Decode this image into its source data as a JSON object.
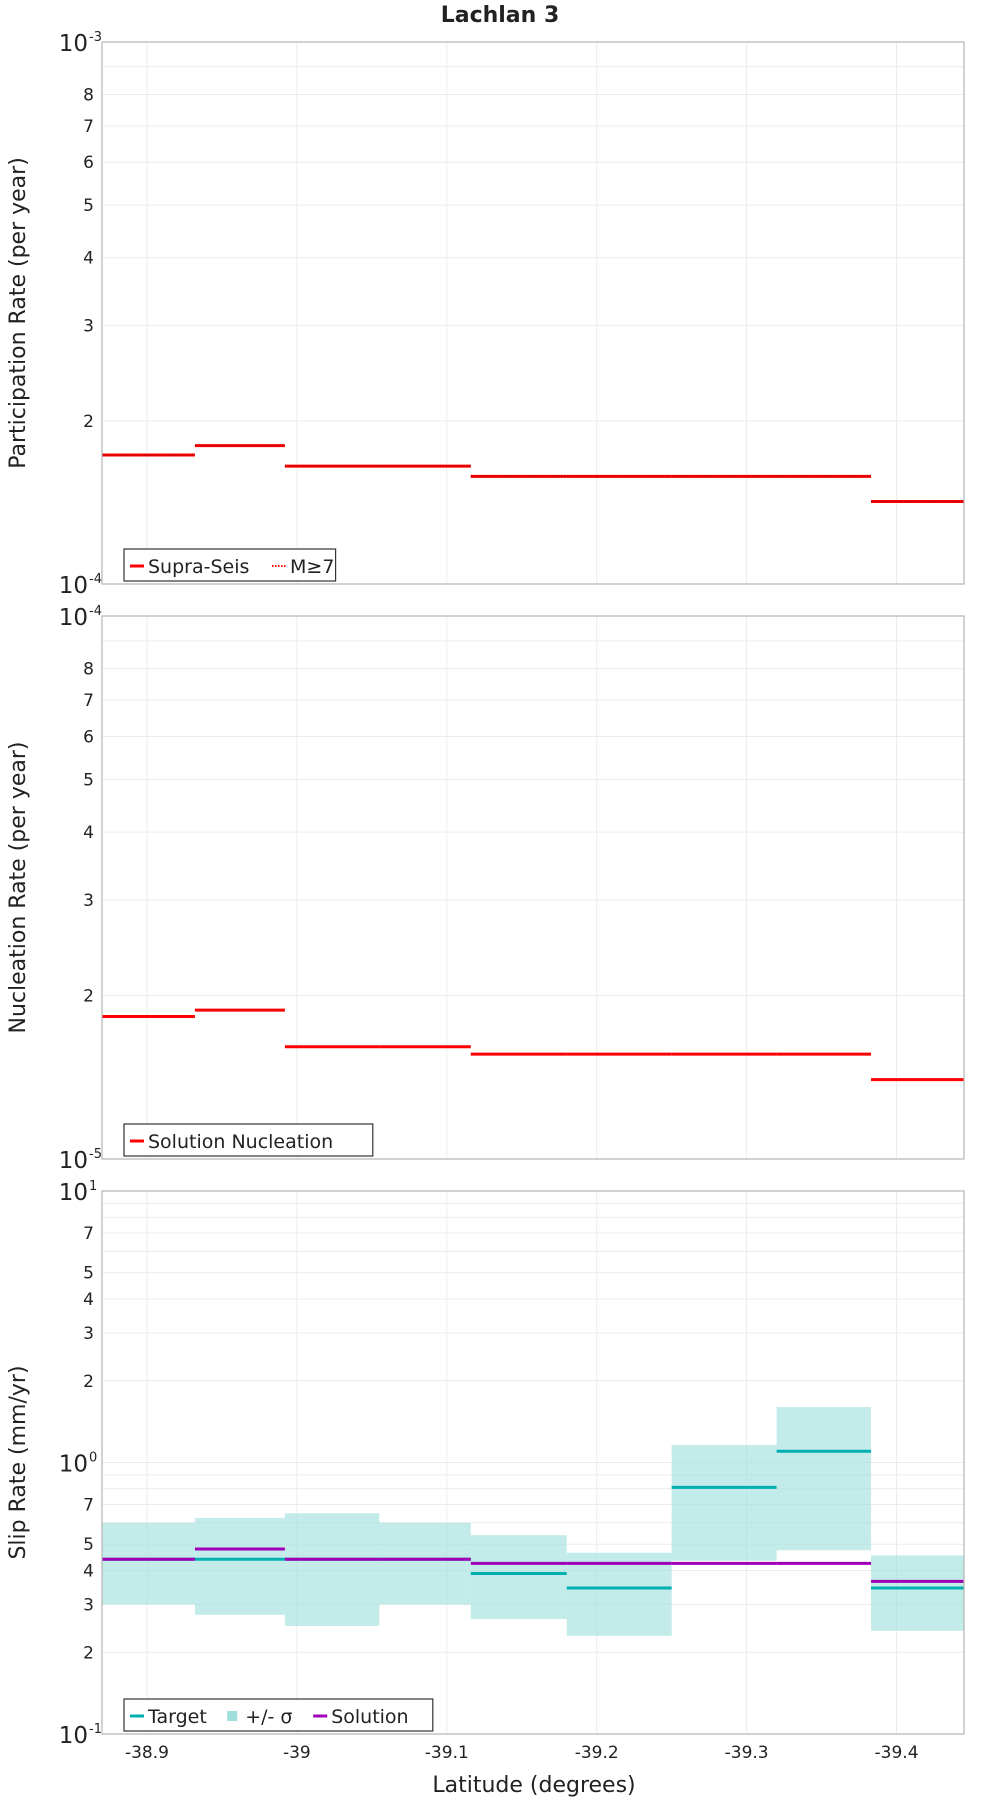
{
  "chart_data": {
    "type": "line",
    "title": "Lachlan 3",
    "xlabel": "Latitude (degrees)",
    "xlim": [
      -38.87,
      -39.445
    ],
    "x_ticks": [
      -38.9,
      -39.0,
      -39.1,
      -39.2,
      -39.3,
      -39.4
    ],
    "x_tick_labels": [
      "-38.9",
      "-39",
      "-39.1",
      "-39.2",
      "-39.3",
      "-39.4"
    ],
    "bins": [
      [
        -38.87,
        -38.932
      ],
      [
        -38.932,
        -38.992
      ],
      [
        -38.992,
        -39.055
      ],
      [
        -39.055,
        -39.116
      ],
      [
        -39.116,
        -39.18
      ],
      [
        -39.18,
        -39.25
      ],
      [
        -39.25,
        -39.32
      ],
      [
        -39.32,
        -39.383
      ],
      [
        -39.383,
        -39.445
      ]
    ],
    "panels": [
      {
        "ylabel": "Participation Rate (per year)",
        "ylim": [
          0.0001,
          0.001
        ],
        "major_tick_labels": [
          {
            "base": "10",
            "exp": "-3",
            "value": 0.001
          },
          {
            "base": "10",
            "exp": "-4",
            "value": 0.0001
          }
        ],
        "minor_tick_labels": [
          "2",
          "3",
          "4",
          "5",
          "6",
          "7",
          "8"
        ],
        "minor_tick_values": [
          0.0002,
          0.0003,
          0.0004,
          0.0005,
          0.0006,
          0.0007,
          0.0008
        ],
        "series": [
          {
            "name": "Supra-Seis",
            "style": "solid",
            "color": "#ff0000",
            "values": [
              0.000173,
              0.00018,
              0.000165,
              0.000165,
              0.000158,
              0.000158,
              0.000158,
              0.000158,
              0.000142
            ]
          },
          {
            "name": "M≥7",
            "style": "dotted",
            "color": "#ff0000",
            "values": [
              0.000173,
              0.00018,
              0.000165,
              0.000165,
              0.000158,
              0.000158,
              0.000158,
              0.000158,
              0.000142
            ]
          }
        ],
        "legend": [
          {
            "label": "Supra-Seis",
            "style": "solid",
            "color": "#ff0000"
          },
          {
            "label": "M≥7",
            "style": "dotted",
            "color": "#ff0000"
          }
        ]
      },
      {
        "ylabel": "Nucleation Rate (per year)",
        "ylim": [
          1e-05,
          0.0001
        ],
        "major_tick_labels": [
          {
            "base": "10",
            "exp": "-4",
            "value": 0.0001
          },
          {
            "base": "10",
            "exp": "-5",
            "value": 1e-05
          }
        ],
        "minor_tick_labels": [
          "2",
          "3",
          "4",
          "5",
          "6",
          "7",
          "8"
        ],
        "minor_tick_values": [
          2e-05,
          3e-05,
          4e-05,
          5e-05,
          6e-05,
          7e-05,
          8e-05
        ],
        "series": [
          {
            "name": "Solution Nucleation",
            "style": "solid",
            "color": "#ff0000",
            "values": [
              1.83e-05,
              1.88e-05,
              1.61e-05,
              1.61e-05,
              1.56e-05,
              1.56e-05,
              1.56e-05,
              1.56e-05,
              1.4e-05
            ]
          }
        ],
        "legend": [
          {
            "label": "Solution Nucleation",
            "style": "solid",
            "color": "#ff0000"
          }
        ]
      },
      {
        "ylabel": "Slip Rate (mm/yr)",
        "ylim": [
          0.1,
          10
        ],
        "major_tick_labels": [
          {
            "base": "10",
            "exp": "1",
            "value": 10
          },
          {
            "base": "10",
            "exp": "0",
            "value": 1
          },
          {
            "base": "10",
            "exp": "-1",
            "value": 0.1
          }
        ],
        "minor_tick_labels": [
          "7",
          "5",
          "4",
          "3",
          "2",
          "7",
          "5",
          "4",
          "3",
          "2"
        ],
        "minor_tick_values": [
          7,
          5,
          4,
          3,
          2,
          0.7,
          0.5,
          0.4,
          0.3,
          0.2
        ],
        "band": {
          "name": "+/- σ",
          "color": "#9edfdc",
          "lower": [
            0.3,
            0.275,
            0.25,
            0.3,
            0.265,
            0.23,
            0.435,
            0.475,
            0.24
          ],
          "upper": [
            0.6,
            0.625,
            0.65,
            0.6,
            0.54,
            0.465,
            1.16,
            1.6,
            0.455
          ]
        },
        "series": [
          {
            "name": "Target",
            "style": "solid",
            "color": "#00b0b0",
            "values": [
              0.44,
              0.44,
              0.44,
              0.44,
              0.39,
              0.345,
              0.81,
              1.1,
              0.345
            ]
          },
          {
            "name": "Solution",
            "style": "solid",
            "color": "#a000b8",
            "values": [
              0.44,
              0.48,
              0.44,
              0.44,
              0.425,
              0.425,
              0.425,
              0.425,
              0.365
            ]
          }
        ],
        "legend": [
          {
            "label": "Target",
            "style": "solid",
            "color": "#00b0b0"
          },
          {
            "label": "+/- σ",
            "style": "box",
            "color": "#9edfdc"
          },
          {
            "label": "Solution",
            "style": "solid",
            "color": "#a000b8"
          }
        ]
      }
    ]
  }
}
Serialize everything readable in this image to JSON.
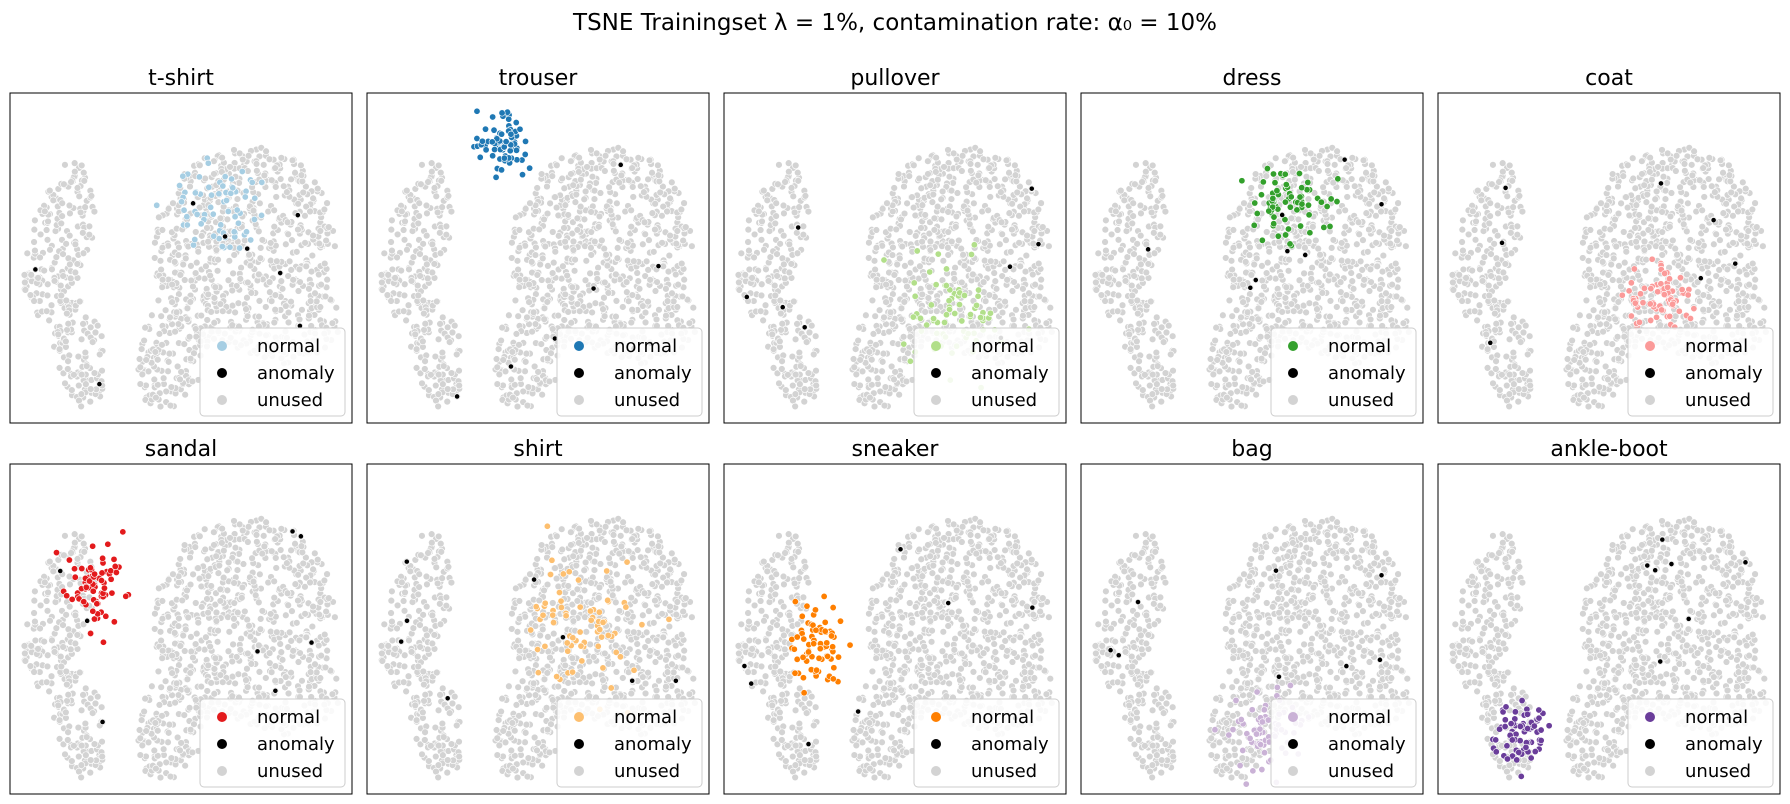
{
  "figure": {
    "title": "TSNE Trainingset λ = 1%, contamination rate:  α₀ = 10%"
  },
  "legend_labels": [
    "normal",
    "anomaly",
    "unused"
  ],
  "colors": {
    "unused": "#d3d3d3",
    "anomaly": "#000000",
    "frame": "#000000"
  },
  "chart_data": [
    {
      "type": "scatter",
      "title": "t-shirt",
      "normal_color": "#a6cee3",
      "normal_region": "upper-right lobe",
      "legend": "lower-right",
      "grid": false
    },
    {
      "type": "scatter",
      "title": "trouser",
      "normal_color": "#1f78b4",
      "normal_region": "top-left island",
      "legend": "lower-right",
      "grid": false
    },
    {
      "type": "scatter",
      "title": "pullover",
      "normal_color": "#b2df8a",
      "normal_region": "lower-right lobe",
      "legend": "lower-right",
      "grid": false
    },
    {
      "type": "scatter",
      "title": "dress",
      "normal_color": "#33a02c",
      "normal_region": "upper-center",
      "legend": "lower-right",
      "grid": false
    },
    {
      "type": "scatter",
      "title": "coat",
      "normal_color": "#fb9a99",
      "normal_region": "right-center",
      "legend": "lower-right",
      "grid": false
    },
    {
      "type": "scatter",
      "title": "sandal",
      "normal_color": "#e31a1c",
      "normal_region": "left lobe",
      "legend": "lower-right",
      "grid": false
    },
    {
      "type": "scatter",
      "title": "shirt",
      "normal_color": "#fdbf6f",
      "normal_region": "right lobe, scattered",
      "legend": "lower-right",
      "grid": false
    },
    {
      "type": "scatter",
      "title": "sneaker",
      "normal_color": "#ff7f00",
      "normal_region": "left lobe, lower",
      "legend": "lower-right",
      "grid": false
    },
    {
      "type": "scatter",
      "title": "bag",
      "normal_color": "#cab2d6",
      "normal_region": "bottom-center lobe",
      "legend": "lower-right",
      "grid": false
    },
    {
      "type": "scatter",
      "title": "ankle-boot",
      "normal_color": "#6a3d9a",
      "normal_region": "bottom-left lobe",
      "legend": "lower-right",
      "grid": false
    }
  ]
}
━━━━━━━━━━━━━━━━━━━━
Stated goal: Search the listing for the string "left". Copy each line where it turns up.

Output:
      "normal_region": "top-left island",
      "normal_region": "left lobe",
      "normal_region": "left lobe, lower",
      "normal_region": "bottom-left lobe",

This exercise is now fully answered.